*WHAT YOU ARE ASKED TO DO*. Identify the lines bearing the string "Roman" and gather them.

╭─ RAW DATA

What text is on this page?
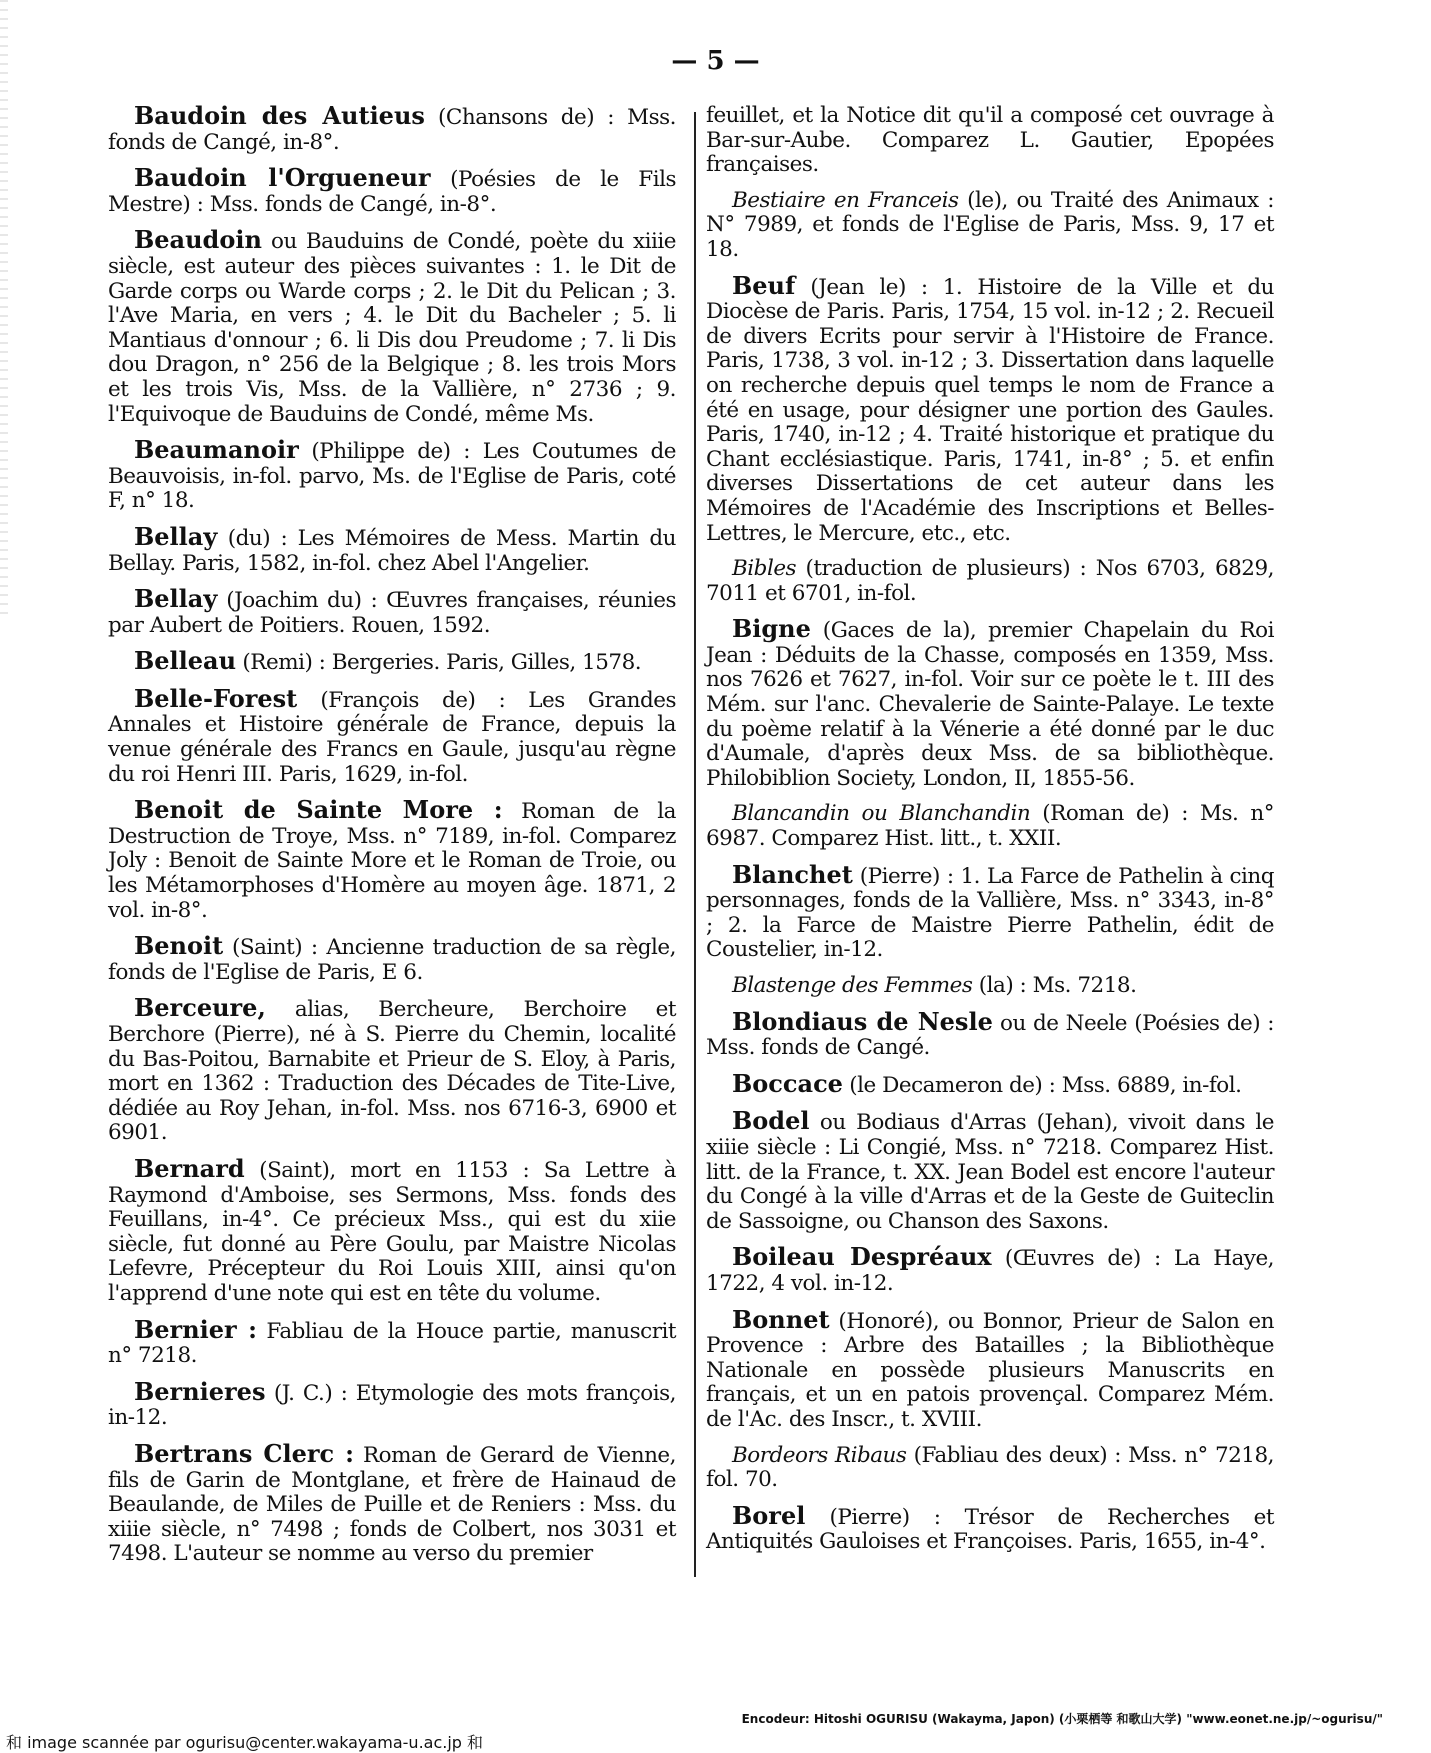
— 5 —

Baudoin des Autieus (Chansons de) : Mss. fonds de Cangé, in-8°.

Baudoin l'Orgueneur (Poésies de le Fils Mestre) : Mss. fonds de Cangé, in-8°.

Beaudoin ou Bauduins de Condé, poète du xiiie siècle, est auteur des pièces suivantes : 1. le Dit de Garde corps ou Warde corps ; 2. le Dit du Pelican ; 3. l'Ave Maria, en vers ; 4. le Dit du Bacheler ; 5. li Mantiaus d'onnour ; 6. li Dis dou Preudome ; 7. li Dis dou Dragon, n° 256 de la Belgique ; 8. les trois Mors et les trois Vis, Mss. de la Vallière, n° 2736 ; 9. l'Equivoque de Bauduins de Condé, même Ms.

Beaumanoir (Philippe de) : Les Coutumes de Beauvoisis, in-fol. parvo, Ms. de l'Eglise de Paris, coté F, n° 18.

Bellay (du) : Les Mémoires de Mess. Martin du Bellay. Paris, 1582, in-fol. chez Abel l'Angelier.

Bellay (Joachim du) : Œuvres françaises, réunies par Aubert de Poitiers. Rouen, 1592.

Belleau (Remi) : Bergeries. Paris, Gilles, 1578.

Belle-Forest (François de) : Les Grandes Annales et Histoire générale de France, depuis la venue générale des Francs en Gaule, jusqu'au règne du roi Henri III. Paris, 1629, in-fol.

Benoit de Sainte More : Roman de la Destruction de Troye, Mss. n° 7189, in-fol. Comparez Joly : Benoit de Sainte More et le Roman de Troie, ou les Métamorphoses d'Homère au moyen âge. 1871, 2 vol. in-8°.

Benoit (Saint) : Ancienne traduction de sa règle, fonds de l'Eglise de Paris, E 6.

Berceure, alias, Bercheure, Berchoire et Berchore (Pierre), né à S. Pierre du Chemin, localité du Bas-Poitou, Barnabite et Prieur de S. Eloy, à Paris, mort en 1362 : Traduction des Décades de Tite-Live, dédiée au Roy Jehan, in-fol. Mss. nos 6716-3, 6900 et 6901.

Bernard (Saint), mort en 1153 : Sa Lettre à Raymond d'Amboise, ses Sermons, Mss. fonds des Feuillans, in-4°. Ce précieux Mss., qui est du xiie siècle, fut donné au Père Goulu, par Maistre Nicolas Lefevre, Précepteur du Roi Louis XIII, ainsi qu'on l'apprend d'une note qui est en tête du volume.

Bernier : Fabliau de la Houce partie, manuscrit n° 7218.

Bernieres (J. C.) : Etymologie des mots françois, in-12.

Bertrans Clerc : Roman de Gerard de Vienne, fils de Garin de Montglane, et frère de Hainaud de Beaulande, de Miles de Puille et de Reniers : Mss. du xiiie siècle, n° 7498 ; fonds de Colbert, nos 3031 et 7498. L'auteur se nomme au verso du premier

feuillet, et la Notice dit qu'il a composé cet ouvrage à Bar-sur-Aube. Comparez L. Gautier, Epopées françaises.

Bestiaire en Franceis (le), ou Traité des Animaux : N° 7989, et fonds de l'Eglise de Paris, Mss. 9, 17 et 18.

Beuf (Jean le) : 1. Histoire de la Ville et du Diocèse de Paris. Paris, 1754, 15 vol. in-12 ; 2. Recueil de divers Ecrits pour servir à l'Histoire de France. Paris, 1738, 3 vol. in-12 ; 3. Dissertation dans laquelle on recherche depuis quel temps le nom de France a été en usage, pour désigner une portion des Gaules. Paris, 1740, in-12 ; 4. Traité historique et pratique du Chant ecclésiastique. Paris, 1741, in-8° ; 5. et enfin diverses Dissertations de cet auteur dans les Mémoires de l'Académie des Inscriptions et Belles-Lettres, le Mercure, etc., etc.

Bibles (traduction de plusieurs) : Nos 6703, 6829, 7011 et 6701, in-fol.

Bigne (Gaces de la), premier Chapelain du Roi Jean : Déduits de la Chasse, composés en 1359, Mss. nos 7626 et 7627, in-fol. Voir sur ce poète le t. III des Mém. sur l'anc. Chevalerie de Sainte-Palaye. Le texte du poème relatif à la Vénerie a été donné par le duc d'Aumale, d'après deux Mss. de sa bibliothèque. Philobiblion Society, London, II, 1855-56.

Blancandin ou Blanchandin (Roman de) : Ms. n° 6987. Comparez Hist. litt., t. XXII.

Blanchet (Pierre) : 1. La Farce de Pathelin à cinq personnages, fonds de la Vallière, Mss. n° 3343, in-8° ; 2. la Farce de Maistre Pierre Pathelin, édit de Coustelier, in-12.

Blastenge des Femmes (la) : Ms. 7218.

Blondiaus de Nesle ou de Neele (Poésies de) : Mss. fonds de Cangé.

Boccace (le Decameron de) : Mss. 6889, in-fol.

Bodel ou Bodiaus d'Arras (Jehan), vivoit dans le xiiie siècle : Li Congié, Mss. n° 7218. Comparez Hist. litt. de la France, t. XX. Jean Bodel est encore l'auteur du Congé à la ville d'Arras et de la Geste de Guiteclin de Sassoigne, ou Chanson des Saxons.

Boileau Despréaux (Œuvres de) : La Haye, 1722, 4 vol. in-12.

Bonnet (Honoré), ou Bonnor, Prieur de Salon en Provence : Arbre des Batailles ; la Bibliothèque Nationale en possède plusieurs Manuscrits en français, et un en patois provençal. Comparez Mém. de l'Ac. des Inscr., t. XVIII.

Bordeors Ribaus (Fabliau des deux) : Mss. n° 7218, fol. 70.

Borel (Pierre) : Trésor de Recherches et Antiquités Gauloises et Françoises. Paris, 1655, in-4°.

Encodeur: Hitoshi OGURISU (Wakayma, Japon) (小栗栖等 和歌山大学) "www.eonet.ne.jp/~ogurisu/"
和 image scannée par ogurisu@center.wakayama-u.ac.jp 和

╰─

*EXPECTED ANSWER*.
Benoit de Sainte More : Roman de la Destruction de Troye, Mss. n° 7189, in-fol. Comparez Joly : Benoit de Sainte More et le Roman de Troie, ou les Métamorphoses d'Homère au moyen âge. 1871, 2 vol. in-8°.
Bertrans Clerc : Roman de Gerard de Vienne, fils de Garin de Montglane, et frère de Hainaud de Beaulande, de Miles de Puille et de Reniers : Mss. du xiiie siècle, n° 7498 ; fonds de Colbert, nos 3031 et 7498. L'auteur se nomme au verso du premier
Blancandin ou Blanchandin (Roman de) : Ms. n° 6987. Comparez Hist. litt., t. XXII.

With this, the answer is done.